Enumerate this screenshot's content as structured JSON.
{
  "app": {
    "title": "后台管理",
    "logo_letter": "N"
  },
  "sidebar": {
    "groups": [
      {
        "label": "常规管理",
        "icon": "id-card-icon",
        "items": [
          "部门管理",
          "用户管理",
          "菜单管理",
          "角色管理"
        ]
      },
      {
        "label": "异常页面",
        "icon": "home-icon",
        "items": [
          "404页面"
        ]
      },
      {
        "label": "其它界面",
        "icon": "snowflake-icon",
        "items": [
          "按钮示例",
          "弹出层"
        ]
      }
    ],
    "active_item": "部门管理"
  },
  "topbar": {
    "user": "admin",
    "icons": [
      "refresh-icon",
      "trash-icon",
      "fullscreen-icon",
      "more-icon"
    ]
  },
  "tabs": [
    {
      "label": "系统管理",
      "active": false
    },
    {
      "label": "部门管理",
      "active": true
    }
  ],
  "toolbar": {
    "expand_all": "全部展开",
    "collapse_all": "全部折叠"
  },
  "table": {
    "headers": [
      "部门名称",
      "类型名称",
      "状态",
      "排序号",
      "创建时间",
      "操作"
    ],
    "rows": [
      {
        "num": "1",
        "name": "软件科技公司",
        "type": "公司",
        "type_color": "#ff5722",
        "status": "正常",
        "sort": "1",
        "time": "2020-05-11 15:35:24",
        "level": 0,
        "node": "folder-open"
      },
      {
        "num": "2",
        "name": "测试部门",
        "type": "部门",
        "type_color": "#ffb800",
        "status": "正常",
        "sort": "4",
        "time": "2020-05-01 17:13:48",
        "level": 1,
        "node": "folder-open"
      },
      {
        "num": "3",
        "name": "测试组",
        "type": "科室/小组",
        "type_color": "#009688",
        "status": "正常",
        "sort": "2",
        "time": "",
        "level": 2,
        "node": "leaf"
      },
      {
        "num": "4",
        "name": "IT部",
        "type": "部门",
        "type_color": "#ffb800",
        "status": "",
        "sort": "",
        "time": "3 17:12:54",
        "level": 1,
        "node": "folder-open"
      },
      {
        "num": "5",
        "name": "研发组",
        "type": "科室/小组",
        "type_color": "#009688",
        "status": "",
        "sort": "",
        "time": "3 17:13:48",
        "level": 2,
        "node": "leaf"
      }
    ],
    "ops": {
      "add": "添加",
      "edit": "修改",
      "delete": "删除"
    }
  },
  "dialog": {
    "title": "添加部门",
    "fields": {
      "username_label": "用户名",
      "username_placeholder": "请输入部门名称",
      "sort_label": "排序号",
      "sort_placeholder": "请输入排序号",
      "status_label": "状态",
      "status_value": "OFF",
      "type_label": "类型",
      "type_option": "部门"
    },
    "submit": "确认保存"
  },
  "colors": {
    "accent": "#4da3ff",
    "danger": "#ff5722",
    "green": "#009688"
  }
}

______________________________

_Exercise directions_
Retype the entries exactly, including every line.

_Finished exercise_
Enumerate this screenshot's content as structured JSON.
{
  "app": {
    "title": "后台管理",
    "logo_letter": "N"
  },
  "sidebar": {
    "groups": [
      {
        "label": "常规管理",
        "icon": "id-card-icon",
        "items": [
          "部门管理",
          "用户管理",
          "菜单管理",
          "角色管理"
        ]
      },
      {
        "label": "异常页面",
        "icon": "home-icon",
        "items": [
          "404页面"
        ]
      },
      {
        "label": "其它界面",
        "icon": "snowflake-icon",
        "items": [
          "按钮示例",
          "弹出层"
        ]
      }
    ],
    "active_item": "部门管理"
  },
  "topbar": {
    "user": "admin",
    "icons": [
      "refresh-icon",
      "trash-icon",
      "fullscreen-icon",
      "more-icon"
    ]
  },
  "tabs": [
    {
      "label": "系统管理",
      "active": false
    },
    {
      "label": "部门管理",
      "active": true
    }
  ],
  "toolbar": {
    "expand_all": "全部展开",
    "collapse_all": "全部折叠"
  },
  "table": {
    "headers": [
      "部门名称",
      "类型名称",
      "状态",
      "排序号",
      "创建时间",
      "操作"
    ],
    "rows": [
      {
        "num": "1",
        "name": "软件科技公司",
        "type": "公司",
        "type_color": "#ff5722",
        "status": "正常",
        "sort": "1",
        "time": "2020-05-11 15:35:24",
        "level": 0,
        "node": "folder-open"
      },
      {
        "num": "2",
        "name": "测试部门",
        "type": "部门",
        "type_color": "#ffb800",
        "status": "正常",
        "sort": "4",
        "time": "2020-05-01 17:13:48",
        "level": 1,
        "node": "folder-open"
      },
      {
        "num": "3",
        "name": "测试组",
        "type": "科室/小组",
        "type_color": "#009688",
        "status": "正常",
        "sort": "2",
        "time": "",
        "level": 2,
        "node": "leaf"
      },
      {
        "num": "4",
        "name": "IT部",
        "type": "部门",
        "type_color": "#ffb800",
        "status": "",
        "sort": "",
        "time": "3 17:12:54",
        "level": 1,
        "node": "folder-open"
      },
      {
        "num": "5",
        "name": "研发组",
        "type": "科室/小组",
        "type_color": "#009688",
        "status": "",
        "sort": "",
        "time": "3 17:13:48",
        "level": 2,
        "node": "leaf"
      }
    ],
    "ops": {
      "add": "添加",
      "edit": "修改",
      "delete": "删除"
    }
  },
  "dialog": {
    "title": "添加部门",
    "fields": {
      "username_label": "用户名",
      "username_placeholder": "请输入部门名称",
      "sort_label": "排序号",
      "sort_placeholder": "请输入排序号",
      "status_label": "状态",
      "status_value": "OFF",
      "type_label": "类型",
      "type_option": "部门"
    },
    "submit": "确认保存"
  },
  "colors": {
    "accent": "#4da3ff",
    "danger": "#ff5722",
    "green": "#009688"
  }
}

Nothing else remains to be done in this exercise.